▶ [TO DO]:
Among the lines below, count those containing the word "this". Give the number only.

[Records from a data collection]
^^^^

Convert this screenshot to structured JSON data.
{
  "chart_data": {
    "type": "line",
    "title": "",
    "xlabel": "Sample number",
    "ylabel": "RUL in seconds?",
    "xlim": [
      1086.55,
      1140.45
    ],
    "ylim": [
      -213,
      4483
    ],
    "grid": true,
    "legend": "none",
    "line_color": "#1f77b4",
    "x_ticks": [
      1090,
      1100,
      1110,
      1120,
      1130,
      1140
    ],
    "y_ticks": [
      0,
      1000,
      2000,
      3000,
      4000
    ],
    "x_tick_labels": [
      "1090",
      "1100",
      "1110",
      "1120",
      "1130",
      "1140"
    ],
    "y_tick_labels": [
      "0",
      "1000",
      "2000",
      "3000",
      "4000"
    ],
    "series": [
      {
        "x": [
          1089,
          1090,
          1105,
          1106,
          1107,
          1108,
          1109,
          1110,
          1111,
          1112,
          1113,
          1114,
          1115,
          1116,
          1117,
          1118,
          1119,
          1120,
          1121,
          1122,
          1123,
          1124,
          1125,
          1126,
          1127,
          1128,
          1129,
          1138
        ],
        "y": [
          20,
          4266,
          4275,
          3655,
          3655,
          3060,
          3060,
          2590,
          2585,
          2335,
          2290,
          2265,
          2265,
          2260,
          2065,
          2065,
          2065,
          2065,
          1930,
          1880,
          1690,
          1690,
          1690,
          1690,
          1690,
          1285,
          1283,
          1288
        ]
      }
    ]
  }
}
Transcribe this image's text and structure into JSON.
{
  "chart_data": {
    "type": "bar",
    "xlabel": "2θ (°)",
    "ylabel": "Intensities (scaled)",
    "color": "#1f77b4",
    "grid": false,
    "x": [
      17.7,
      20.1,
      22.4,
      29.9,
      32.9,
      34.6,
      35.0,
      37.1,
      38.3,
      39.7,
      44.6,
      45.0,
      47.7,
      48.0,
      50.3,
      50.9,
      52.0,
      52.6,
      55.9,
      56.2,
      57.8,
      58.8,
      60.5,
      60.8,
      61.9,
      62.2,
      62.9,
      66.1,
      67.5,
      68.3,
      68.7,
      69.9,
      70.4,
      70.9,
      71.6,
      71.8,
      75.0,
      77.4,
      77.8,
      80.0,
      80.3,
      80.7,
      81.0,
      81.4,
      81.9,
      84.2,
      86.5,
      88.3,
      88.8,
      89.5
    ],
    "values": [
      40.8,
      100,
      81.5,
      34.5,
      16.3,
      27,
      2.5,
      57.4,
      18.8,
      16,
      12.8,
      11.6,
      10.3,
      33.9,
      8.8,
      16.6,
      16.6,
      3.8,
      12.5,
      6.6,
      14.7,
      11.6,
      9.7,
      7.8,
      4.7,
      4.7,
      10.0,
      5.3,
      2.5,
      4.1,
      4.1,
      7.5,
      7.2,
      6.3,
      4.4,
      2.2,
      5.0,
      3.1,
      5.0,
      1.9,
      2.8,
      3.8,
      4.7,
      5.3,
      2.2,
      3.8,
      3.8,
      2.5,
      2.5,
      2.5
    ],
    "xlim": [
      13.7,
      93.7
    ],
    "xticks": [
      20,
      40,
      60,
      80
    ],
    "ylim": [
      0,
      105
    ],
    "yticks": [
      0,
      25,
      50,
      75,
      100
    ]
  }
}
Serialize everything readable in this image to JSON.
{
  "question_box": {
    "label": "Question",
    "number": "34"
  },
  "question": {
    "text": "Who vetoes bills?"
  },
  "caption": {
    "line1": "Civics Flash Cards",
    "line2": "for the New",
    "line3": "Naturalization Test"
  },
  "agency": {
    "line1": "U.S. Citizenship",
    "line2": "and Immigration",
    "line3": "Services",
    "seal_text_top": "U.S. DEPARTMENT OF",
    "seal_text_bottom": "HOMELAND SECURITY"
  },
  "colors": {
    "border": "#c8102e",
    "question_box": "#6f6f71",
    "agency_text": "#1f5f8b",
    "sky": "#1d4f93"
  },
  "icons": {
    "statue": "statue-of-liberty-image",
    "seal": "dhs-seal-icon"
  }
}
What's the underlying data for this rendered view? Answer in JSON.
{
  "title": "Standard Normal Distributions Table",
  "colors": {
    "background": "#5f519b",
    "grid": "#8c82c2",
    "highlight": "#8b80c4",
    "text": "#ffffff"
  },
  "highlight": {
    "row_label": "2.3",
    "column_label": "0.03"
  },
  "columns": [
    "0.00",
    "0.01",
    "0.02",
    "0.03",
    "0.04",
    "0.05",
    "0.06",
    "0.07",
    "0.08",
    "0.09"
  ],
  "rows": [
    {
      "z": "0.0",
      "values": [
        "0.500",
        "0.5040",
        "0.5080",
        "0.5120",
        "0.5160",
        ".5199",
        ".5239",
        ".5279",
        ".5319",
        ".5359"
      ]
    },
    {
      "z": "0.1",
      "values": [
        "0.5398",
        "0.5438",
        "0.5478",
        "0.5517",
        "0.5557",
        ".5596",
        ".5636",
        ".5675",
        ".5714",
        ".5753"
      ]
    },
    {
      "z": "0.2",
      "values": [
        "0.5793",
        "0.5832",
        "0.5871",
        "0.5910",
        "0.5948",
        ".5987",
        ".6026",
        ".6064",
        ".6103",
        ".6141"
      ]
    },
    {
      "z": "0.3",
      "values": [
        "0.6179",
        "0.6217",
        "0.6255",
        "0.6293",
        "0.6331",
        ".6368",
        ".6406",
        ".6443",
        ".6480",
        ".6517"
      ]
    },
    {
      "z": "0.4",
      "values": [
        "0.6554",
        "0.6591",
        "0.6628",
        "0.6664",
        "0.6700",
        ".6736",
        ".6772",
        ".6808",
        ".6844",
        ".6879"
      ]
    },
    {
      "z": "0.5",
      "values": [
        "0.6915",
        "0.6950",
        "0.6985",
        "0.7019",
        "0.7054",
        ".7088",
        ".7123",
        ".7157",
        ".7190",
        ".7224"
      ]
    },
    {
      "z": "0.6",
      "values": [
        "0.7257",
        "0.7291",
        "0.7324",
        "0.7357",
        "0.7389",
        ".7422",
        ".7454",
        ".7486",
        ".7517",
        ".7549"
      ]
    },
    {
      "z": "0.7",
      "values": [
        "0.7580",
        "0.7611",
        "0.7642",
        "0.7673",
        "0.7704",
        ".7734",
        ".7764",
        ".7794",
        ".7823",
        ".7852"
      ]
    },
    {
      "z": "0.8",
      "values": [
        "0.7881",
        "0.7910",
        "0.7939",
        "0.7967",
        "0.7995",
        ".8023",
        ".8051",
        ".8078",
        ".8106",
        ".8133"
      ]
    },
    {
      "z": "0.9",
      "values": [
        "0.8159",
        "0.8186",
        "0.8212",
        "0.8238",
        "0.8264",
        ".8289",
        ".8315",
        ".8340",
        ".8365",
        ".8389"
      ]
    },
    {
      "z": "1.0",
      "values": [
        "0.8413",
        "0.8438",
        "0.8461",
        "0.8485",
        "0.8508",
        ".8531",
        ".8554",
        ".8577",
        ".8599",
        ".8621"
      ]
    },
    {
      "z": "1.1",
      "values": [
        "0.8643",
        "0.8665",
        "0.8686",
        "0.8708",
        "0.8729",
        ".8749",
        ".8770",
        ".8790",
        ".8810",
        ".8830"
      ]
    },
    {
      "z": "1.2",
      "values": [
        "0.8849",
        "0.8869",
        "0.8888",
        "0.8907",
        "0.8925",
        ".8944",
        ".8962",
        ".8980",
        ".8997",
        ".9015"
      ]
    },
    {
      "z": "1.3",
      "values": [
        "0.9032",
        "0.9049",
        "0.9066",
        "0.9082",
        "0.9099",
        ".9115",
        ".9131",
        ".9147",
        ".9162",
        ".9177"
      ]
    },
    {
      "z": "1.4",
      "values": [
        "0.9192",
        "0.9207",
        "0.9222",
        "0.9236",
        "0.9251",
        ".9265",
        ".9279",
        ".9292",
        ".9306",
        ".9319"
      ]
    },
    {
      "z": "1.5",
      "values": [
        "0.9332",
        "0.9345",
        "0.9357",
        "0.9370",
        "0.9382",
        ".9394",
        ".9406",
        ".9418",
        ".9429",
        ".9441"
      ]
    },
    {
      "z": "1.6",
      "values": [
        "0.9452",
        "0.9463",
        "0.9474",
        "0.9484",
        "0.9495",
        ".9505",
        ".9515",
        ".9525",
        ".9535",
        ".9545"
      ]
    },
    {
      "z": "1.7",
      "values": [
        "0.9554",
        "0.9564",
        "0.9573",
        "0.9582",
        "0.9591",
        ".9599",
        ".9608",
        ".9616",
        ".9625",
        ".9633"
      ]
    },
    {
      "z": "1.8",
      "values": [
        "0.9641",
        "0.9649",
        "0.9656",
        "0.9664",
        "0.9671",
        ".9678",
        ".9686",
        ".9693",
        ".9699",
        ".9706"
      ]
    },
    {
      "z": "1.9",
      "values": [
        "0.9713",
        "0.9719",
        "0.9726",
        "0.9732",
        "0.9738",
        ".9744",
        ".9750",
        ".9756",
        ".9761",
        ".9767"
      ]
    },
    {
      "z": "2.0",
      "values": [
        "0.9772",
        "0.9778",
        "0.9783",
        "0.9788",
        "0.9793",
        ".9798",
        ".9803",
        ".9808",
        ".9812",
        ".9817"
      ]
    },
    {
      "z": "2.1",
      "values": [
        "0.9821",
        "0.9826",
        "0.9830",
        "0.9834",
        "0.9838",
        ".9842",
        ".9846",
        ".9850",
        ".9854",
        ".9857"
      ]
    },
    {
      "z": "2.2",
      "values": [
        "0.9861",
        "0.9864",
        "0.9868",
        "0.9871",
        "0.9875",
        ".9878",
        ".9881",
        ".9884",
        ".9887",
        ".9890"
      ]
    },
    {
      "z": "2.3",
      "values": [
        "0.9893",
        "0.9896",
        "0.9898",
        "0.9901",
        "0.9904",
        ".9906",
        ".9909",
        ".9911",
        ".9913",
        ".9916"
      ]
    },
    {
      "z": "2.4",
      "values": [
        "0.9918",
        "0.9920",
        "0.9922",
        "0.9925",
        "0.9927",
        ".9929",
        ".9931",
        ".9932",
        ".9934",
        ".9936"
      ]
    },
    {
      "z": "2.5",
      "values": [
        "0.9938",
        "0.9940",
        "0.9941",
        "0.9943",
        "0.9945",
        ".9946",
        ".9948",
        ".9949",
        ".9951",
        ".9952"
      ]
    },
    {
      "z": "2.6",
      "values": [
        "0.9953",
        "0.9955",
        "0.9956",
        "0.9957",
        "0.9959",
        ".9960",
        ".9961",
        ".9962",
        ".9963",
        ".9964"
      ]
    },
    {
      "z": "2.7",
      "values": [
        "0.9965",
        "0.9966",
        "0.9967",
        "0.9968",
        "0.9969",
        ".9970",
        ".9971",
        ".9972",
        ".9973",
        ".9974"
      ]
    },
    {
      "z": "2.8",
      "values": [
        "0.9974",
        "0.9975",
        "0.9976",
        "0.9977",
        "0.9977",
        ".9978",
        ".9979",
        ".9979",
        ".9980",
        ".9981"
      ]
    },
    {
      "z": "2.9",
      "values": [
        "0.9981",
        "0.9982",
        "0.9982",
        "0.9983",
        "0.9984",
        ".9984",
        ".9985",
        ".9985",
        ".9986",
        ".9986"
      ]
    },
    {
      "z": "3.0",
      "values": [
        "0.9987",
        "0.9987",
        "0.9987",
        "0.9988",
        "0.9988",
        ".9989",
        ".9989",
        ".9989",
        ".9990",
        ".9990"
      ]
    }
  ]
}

^^^^

▶ [FINISHED ANSWER]:
4